Stated goal - Using the data below, repeat all of it precisely.

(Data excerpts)
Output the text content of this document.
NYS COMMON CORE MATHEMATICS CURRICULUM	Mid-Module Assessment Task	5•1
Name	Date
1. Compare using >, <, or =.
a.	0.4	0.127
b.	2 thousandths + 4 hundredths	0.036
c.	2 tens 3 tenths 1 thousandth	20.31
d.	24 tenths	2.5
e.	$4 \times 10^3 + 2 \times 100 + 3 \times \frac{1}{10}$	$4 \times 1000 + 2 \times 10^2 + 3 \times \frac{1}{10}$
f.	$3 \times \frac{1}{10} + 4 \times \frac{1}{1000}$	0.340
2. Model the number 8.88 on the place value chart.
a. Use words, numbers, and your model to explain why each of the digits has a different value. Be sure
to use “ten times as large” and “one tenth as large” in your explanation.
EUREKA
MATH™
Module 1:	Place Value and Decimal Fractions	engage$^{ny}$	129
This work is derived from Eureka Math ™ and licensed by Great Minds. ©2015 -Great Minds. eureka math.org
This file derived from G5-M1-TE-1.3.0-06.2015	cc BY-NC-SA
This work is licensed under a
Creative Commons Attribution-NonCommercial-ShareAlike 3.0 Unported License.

Response -
Output the text content of this document.
NYS COMMON CORE MATHEMATICS CURRICULUM	Mid-Module Assessment Task	5•1
Name	Date
1. Compare using >, <, or =.
a.	0.4	0.127
b.	2 thousandths + 4 hundredths	0.036
c.	2 tens 3 tenths 1 thousandth	20.31
d.	24 tenths	2.5
e.	$4 \times 10^3 + 2 \times 100 + 3 \times \frac{1}{10}$	$4 \times 1000 + 2 \times 10^2 + 3 \times \frac{1}{10}$
f.	$3 \times \frac{1}{10} + 4 \times \frac{1}{1000}$	0.340
2. Model the number 8.88 on the place value chart.
a. Use words, numbers, and your model to explain why each of the digits has a different value. Be sure
to use “ten times as large” and “one tenth as large” in your explanation.
EUREKA
MATH™
Module 1:	Place Value and Decimal Fractions	engage$^{ny}$	129
This work is derived from Eureka Math ™ and licensed by Great Minds. ©2015 -Great Minds. eureka math.org
This file derived from G5-M1-TE-1.3.0-06.2015	cc BY-NC-SA
This work is licensed under a
Creative Commons Attribution-NonCommercial-ShareAlike 3.0 Unported License.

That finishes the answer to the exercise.